> [WHAT THE EXERCISE ASKS]: Quote the data below in full, please, without altering anything.

> [DATASET ENTRIES]:
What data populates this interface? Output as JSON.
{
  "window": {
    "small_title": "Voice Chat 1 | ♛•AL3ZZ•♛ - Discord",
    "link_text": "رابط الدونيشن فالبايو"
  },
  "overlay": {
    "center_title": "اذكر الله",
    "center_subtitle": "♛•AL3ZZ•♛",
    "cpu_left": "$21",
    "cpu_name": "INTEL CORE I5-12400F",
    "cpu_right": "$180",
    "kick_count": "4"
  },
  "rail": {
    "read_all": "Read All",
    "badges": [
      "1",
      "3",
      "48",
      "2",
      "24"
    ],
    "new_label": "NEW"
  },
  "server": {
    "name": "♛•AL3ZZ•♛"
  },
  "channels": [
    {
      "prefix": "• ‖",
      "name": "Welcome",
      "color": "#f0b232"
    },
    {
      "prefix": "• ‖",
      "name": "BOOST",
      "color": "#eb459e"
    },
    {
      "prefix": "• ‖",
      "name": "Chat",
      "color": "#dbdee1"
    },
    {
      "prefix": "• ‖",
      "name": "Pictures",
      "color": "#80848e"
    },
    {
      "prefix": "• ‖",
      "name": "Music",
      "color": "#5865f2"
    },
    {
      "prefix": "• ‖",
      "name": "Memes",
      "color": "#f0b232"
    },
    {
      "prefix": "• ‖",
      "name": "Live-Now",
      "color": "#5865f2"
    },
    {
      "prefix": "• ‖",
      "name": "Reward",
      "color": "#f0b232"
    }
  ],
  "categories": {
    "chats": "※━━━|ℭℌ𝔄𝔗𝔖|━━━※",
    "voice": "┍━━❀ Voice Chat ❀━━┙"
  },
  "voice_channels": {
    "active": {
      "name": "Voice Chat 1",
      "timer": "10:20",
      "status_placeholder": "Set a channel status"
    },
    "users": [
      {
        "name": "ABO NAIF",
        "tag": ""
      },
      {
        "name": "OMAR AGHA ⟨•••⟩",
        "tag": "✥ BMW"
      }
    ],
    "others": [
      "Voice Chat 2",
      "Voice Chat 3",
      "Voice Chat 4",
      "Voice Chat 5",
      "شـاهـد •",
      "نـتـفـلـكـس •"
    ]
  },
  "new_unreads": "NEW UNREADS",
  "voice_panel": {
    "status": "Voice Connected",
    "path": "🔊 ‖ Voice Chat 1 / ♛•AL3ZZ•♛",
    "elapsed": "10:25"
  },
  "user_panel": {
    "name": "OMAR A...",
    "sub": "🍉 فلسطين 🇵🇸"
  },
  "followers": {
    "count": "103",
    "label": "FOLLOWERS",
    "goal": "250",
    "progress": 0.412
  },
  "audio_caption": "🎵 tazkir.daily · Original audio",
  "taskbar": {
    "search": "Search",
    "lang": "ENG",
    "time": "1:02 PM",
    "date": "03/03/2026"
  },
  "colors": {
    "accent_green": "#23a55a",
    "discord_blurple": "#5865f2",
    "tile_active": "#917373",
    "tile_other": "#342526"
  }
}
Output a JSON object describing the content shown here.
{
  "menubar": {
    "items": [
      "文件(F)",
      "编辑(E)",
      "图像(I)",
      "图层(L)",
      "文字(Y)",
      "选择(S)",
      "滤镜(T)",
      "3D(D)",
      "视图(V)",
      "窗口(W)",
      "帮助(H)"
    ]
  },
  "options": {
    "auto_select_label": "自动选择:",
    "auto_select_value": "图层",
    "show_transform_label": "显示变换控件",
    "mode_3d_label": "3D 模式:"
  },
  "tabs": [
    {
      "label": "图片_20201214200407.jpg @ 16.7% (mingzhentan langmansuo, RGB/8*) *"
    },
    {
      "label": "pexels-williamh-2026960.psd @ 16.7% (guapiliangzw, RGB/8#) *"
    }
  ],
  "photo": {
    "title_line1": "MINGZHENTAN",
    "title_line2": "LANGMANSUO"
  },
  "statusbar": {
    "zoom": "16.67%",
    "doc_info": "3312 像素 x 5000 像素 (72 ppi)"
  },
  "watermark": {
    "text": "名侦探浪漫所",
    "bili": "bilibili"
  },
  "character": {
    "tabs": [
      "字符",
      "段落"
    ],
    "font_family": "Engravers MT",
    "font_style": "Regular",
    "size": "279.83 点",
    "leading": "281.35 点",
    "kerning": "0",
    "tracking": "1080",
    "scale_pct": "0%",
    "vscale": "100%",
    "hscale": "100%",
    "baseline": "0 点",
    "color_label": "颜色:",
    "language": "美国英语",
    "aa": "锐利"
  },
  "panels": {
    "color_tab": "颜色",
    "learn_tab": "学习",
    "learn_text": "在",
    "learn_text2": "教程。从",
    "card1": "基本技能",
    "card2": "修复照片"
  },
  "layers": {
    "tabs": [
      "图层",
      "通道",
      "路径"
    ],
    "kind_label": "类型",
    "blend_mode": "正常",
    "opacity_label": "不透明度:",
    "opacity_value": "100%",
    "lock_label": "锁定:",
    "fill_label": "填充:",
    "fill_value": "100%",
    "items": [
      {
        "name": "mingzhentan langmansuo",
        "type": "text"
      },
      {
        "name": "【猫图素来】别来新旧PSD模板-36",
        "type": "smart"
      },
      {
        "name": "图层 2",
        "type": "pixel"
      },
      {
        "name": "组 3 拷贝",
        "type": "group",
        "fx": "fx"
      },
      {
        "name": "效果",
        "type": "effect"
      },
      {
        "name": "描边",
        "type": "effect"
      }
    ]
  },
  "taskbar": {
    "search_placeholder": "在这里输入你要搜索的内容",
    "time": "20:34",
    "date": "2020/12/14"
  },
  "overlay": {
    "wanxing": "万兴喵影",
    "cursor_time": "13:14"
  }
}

> [FINISHED ANSWER]:
What data populates this interface? Output as JSON.
{
  "window": {
    "small_title": "Voice Chat 1 | ♛•AL3ZZ•♛ - Discord",
    "link_text": "رابط الدونيشن فالبايو"
  },
  "overlay": {
    "center_title": "اذكر الله",
    "center_subtitle": "♛•AL3ZZ•♛",
    "cpu_left": "$21",
    "cpu_name": "INTEL CORE I5-12400F",
    "cpu_right": "$180",
    "kick_count": "4"
  },
  "rail": {
    "read_all": "Read All",
    "badges": [
      "1",
      "3",
      "48",
      "2",
      "24"
    ],
    "new_label": "NEW"
  },
  "server": {
    "name": "♛•AL3ZZ•♛"
  },
  "channels": [
    {
      "prefix": "• ‖",
      "name": "Welcome",
      "color": "#f0b232"
    },
    {
      "prefix": "• ‖",
      "name": "BOOST",
      "color": "#eb459e"
    },
    {
      "prefix": "• ‖",
      "name": "Chat",
      "color": "#dbdee1"
    },
    {
      "prefix": "• ‖",
      "name": "Pictures",
      "color": "#80848e"
    },
    {
      "prefix": "• ‖",
      "name": "Music",
      "color": "#5865f2"
    },
    {
      "prefix": "• ‖",
      "name": "Memes",
      "color": "#f0b232"
    },
    {
      "prefix": "• ‖",
      "name": "Live-Now",
      "color": "#5865f2"
    },
    {
      "prefix": "• ‖",
      "name": "Reward",
      "color": "#f0b232"
    }
  ],
  "categories": {
    "chats": "※━━━|ℭℌ𝔄𝔗𝔖|━━━※",
    "voice": "┍━━❀ Voice Chat ❀━━┙"
  },
  "voice_channels": {
    "active": {
      "name": "Voice Chat 1",
      "timer": "10:20",
      "status_placeholder": "Set a channel status"
    },
    "users": [
      {
        "name": "ABO NAIF",
        "tag": ""
      },
      {
        "name": "OMAR AGHA ⟨•••⟩",
        "tag": "✥ BMW"
      }
    ],
    "others": [
      "Voice Chat 2",
      "Voice Chat 3",
      "Voice Chat 4",
      "Voice Chat 5",
      "شـاهـد •",
      "نـتـفـلـكـس •"
    ]
  },
  "new_unreads": "NEW UNREADS",
  "voice_panel": {
    "status": "Voice Connected",
    "path": "🔊 ‖ Voice Chat 1 / ♛•AL3ZZ•♛",
    "elapsed": "10:25"
  },
  "user_panel": {
    "name": "OMAR A...",
    "sub": "🍉 فلسطين 🇵🇸"
  },
  "followers": {
    "count": "103",
    "label": "FOLLOWERS",
    "goal": "250",
    "progress": 0.412
  },
  "audio_caption": "🎵 tazkir.daily · Original audio",
  "taskbar": {
    "search": "Search",
    "lang": "ENG",
    "time": "1:02 PM",
    "date": "03/03/2026"
  },
  "colors": {
    "accent_green": "#23a55a",
    "discord_blurple": "#5865f2",
    "tile_active": "#917373",
    "tile_other": "#342526"
  }
}
Output a JSON object describing the content shown here.
{
  "menubar": {
    "items": [
      "文件(F)",
      "编辑(E)",
      "图像(I)",
      "图层(L)",
      "文字(Y)",
      "选择(S)",
      "滤镜(T)",
      "3D(D)",
      "视图(V)",
      "窗口(W)",
      "帮助(H)"
    ]
  },
  "options": {
    "auto_select_label": "自动选择:",
    "auto_select_value": "图层",
    "show_transform_label": "显示变换控件",
    "mode_3d_label": "3D 模式:"
  },
  "tabs": [
    {
      "label": "图片_20201214200407.jpg @ 16.7% (mingzhentan langmansuo, RGB/8*) *"
    },
    {
      "label": "pexels-williamh-2026960.psd @ 16.7% (guapiliangzw, RGB/8#) *"
    }
  ],
  "photo": {
    "title_line1": "MINGZHENTAN",
    "title_line2": "LANGMANSUO"
  },
  "statusbar": {
    "zoom": "16.67%",
    "doc_info": "3312 像素 x 5000 像素 (72 ppi)"
  },
  "watermark": {
    "text": "名侦探浪漫所",
    "bili": "bilibili"
  },
  "character": {
    "tabs": [
      "字符",
      "段落"
    ],
    "font_family": "Engravers MT",
    "font_style": "Regular",
    "size": "279.83 点",
    "leading": "281.35 点",
    "kerning": "0",
    "tracking": "1080",
    "scale_pct": "0%",
    "vscale": "100%",
    "hscale": "100%",
    "baseline": "0 点",
    "color_label": "颜色:",
    "language": "美国英语",
    "aa": "锐利"
  },
  "panels": {
    "color_tab": "颜色",
    "learn_tab": "学习",
    "learn_text": "在",
    "learn_text2": "教程。从",
    "card1": "基本技能",
    "card2": "修复照片"
  },
  "layers": {
    "tabs": [
      "图层",
      "通道",
      "路径"
    ],
    "kind_label": "类型",
    "blend_mode": "正常",
    "opacity_label": "不透明度:",
    "opacity_value": "100%",
    "lock_label": "锁定:",
    "fill_label": "填充:",
    "fill_value": "100%",
    "items": [
      {
        "name": "mingzhentan langmansuo",
        "type": "text"
      },
      {
        "name": "【猫图素来】别来新旧PSD模板-36",
        "type": "smart"
      },
      {
        "name": "图层 2",
        "type": "pixel"
      },
      {
        "name": "组 3 拷贝",
        "type": "group",
        "fx": "fx"
      },
      {
        "name": "效果",
        "type": "effect"
      },
      {
        "name": "描边",
        "type": "effect"
      }
    ]
  },
  "taskbar": {
    "search_placeholder": "在这里输入你要搜索的内容",
    "time": "20:34",
    "date": "2020/12/14"
  },
  "overlay": {
    "wanxing": "万兴喵影",
    "cursor_time": "13:14"
  }
}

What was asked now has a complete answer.